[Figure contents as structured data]
+ + +

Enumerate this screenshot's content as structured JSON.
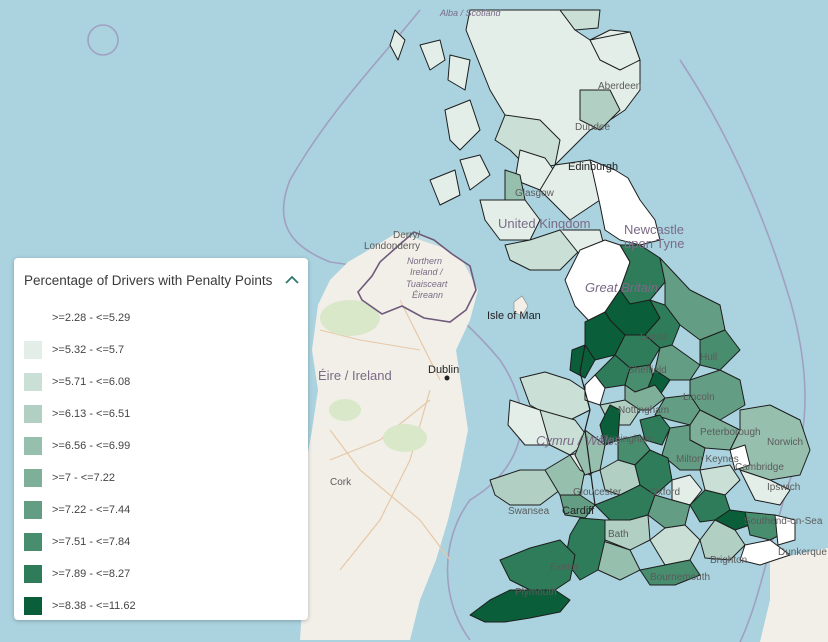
{
  "legend": {
    "title": "Percentage of Drivers with Penalty Points",
    "items": [
      {
        "label": ">=2.28 - <=5.29",
        "color": "#ffffff"
      },
      {
        "label": ">=5.32 - <=5.7",
        "color": "#e3eee9"
      },
      {
        "label": ">=5.71 - <=6.08",
        "color": "#cadfd6"
      },
      {
        "label": ">=6.13 - <=6.51",
        "color": "#b1cfc3"
      },
      {
        "label": ">=6.56 - <=6.99",
        "color": "#97bfae"
      },
      {
        "label": ">=7 - <=7.22",
        "color": "#7eaf99"
      },
      {
        "label": ">=7.22 - <=7.44",
        "color": "#639e84"
      },
      {
        "label": ">=7.51 - <=7.84",
        "color": "#498d6f"
      },
      {
        "label": ">=7.89 - <=8.27",
        "color": "#2e7c59"
      },
      {
        "label": ">=8.38 - <=11.62",
        "color": "#0b5e3a"
      }
    ]
  },
  "map_labels": {
    "alba": "Alba / Scotland",
    "aberdeen": "Aberdeen",
    "dundee": "Dundee",
    "edinburgh": "Edinburgh",
    "glasgow": "Glasgow",
    "united_kingdom": "United Kingdom",
    "newcastle_1": "Newcastle",
    "newcastle_2": "upon Tyne",
    "great_britain": "Great Britain",
    "derry_1": "Derry/",
    "derry_2": "Londonderry",
    "ni_1": "Northern",
    "ni_2": "Ireland /",
    "ni_3": "Tuaisceart",
    "ni_4": "Éireann",
    "isle_of_man": "Isle of Man",
    "eire": "Éire / Ireland",
    "dublin": "Dublin",
    "cork": "Cork",
    "leeds": "Leeds",
    "sheffield": "Sheffield",
    "hull": "Hull",
    "lincoln": "Lincoln",
    "nottingham": "Nottingham",
    "birmingham": "Birmingham",
    "peterborough": "Peterborough",
    "norwich": "Norwich",
    "cambridge": "Cambridge",
    "ipswich": "Ipswich",
    "milton_keynes": "Milton Keynes",
    "oxford": "Oxford",
    "gloucester": "Gloucester",
    "cardiff": "Cardiff",
    "swansea": "Swansea",
    "bath": "Bath",
    "exeter": "Exeter",
    "plymouth": "Plymouth",
    "bournemouth": "Bournemouth",
    "southend": "Southend-on-Sea",
    "brighton": "Brighton",
    "dunkerque": "Dunkerque",
    "cymru": "Cymru / Wales"
  }
}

+ + +

(CHALLENGE): Omit the pictures. Output every record above word for word.

(EXERCISE RESPONSE):
Enumerate this screenshot's content as structured JSON.
{
  "legend": {
    "title": "Percentage of Drivers with Penalty Points",
    "items": [
      {
        "label": ">=2.28 - <=5.29",
        "color": "#ffffff"
      },
      {
        "label": ">=5.32 - <=5.7",
        "color": "#e3eee9"
      },
      {
        "label": ">=5.71 - <=6.08",
        "color": "#cadfd6"
      },
      {
        "label": ">=6.13 - <=6.51",
        "color": "#b1cfc3"
      },
      {
        "label": ">=6.56 - <=6.99",
        "color": "#97bfae"
      },
      {
        "label": ">=7 - <=7.22",
        "color": "#7eaf99"
      },
      {
        "label": ">=7.22 - <=7.44",
        "color": "#639e84"
      },
      {
        "label": ">=7.51 - <=7.84",
        "color": "#498d6f"
      },
      {
        "label": ">=7.89 - <=8.27",
        "color": "#2e7c59"
      },
      {
        "label": ">=8.38 - <=11.62",
        "color": "#0b5e3a"
      }
    ]
  },
  "map_labels": {
    "alba": "Alba / Scotland",
    "aberdeen": "Aberdeen",
    "dundee": "Dundee",
    "edinburgh": "Edinburgh",
    "glasgow": "Glasgow",
    "united_kingdom": "United Kingdom",
    "newcastle_1": "Newcastle",
    "newcastle_2": "upon Tyne",
    "great_britain": "Great Britain",
    "derry_1": "Derry/",
    "derry_2": "Londonderry",
    "ni_1": "Northern",
    "ni_2": "Ireland /",
    "ni_3": "Tuaisceart",
    "ni_4": "Éireann",
    "isle_of_man": "Isle of Man",
    "eire": "Éire / Ireland",
    "dublin": "Dublin",
    "cork": "Cork",
    "leeds": "Leeds",
    "sheffield": "Sheffield",
    "hull": "Hull",
    "lincoln": "Lincoln",
    "nottingham": "Nottingham",
    "birmingham": "Birmingham",
    "peterborough": "Peterborough",
    "norwich": "Norwich",
    "cambridge": "Cambridge",
    "ipswich": "Ipswich",
    "milton_keynes": "Milton Keynes",
    "oxford": "Oxford",
    "gloucester": "Gloucester",
    "cardiff": "Cardiff",
    "swansea": "Swansea",
    "bath": "Bath",
    "exeter": "Exeter",
    "plymouth": "Plymouth",
    "bournemouth": "Bournemouth",
    "southend": "Southend-on-Sea",
    "brighton": "Brighton",
    "dunkerque": "Dunkerque",
    "cymru": "Cymru / Wales"
  }
}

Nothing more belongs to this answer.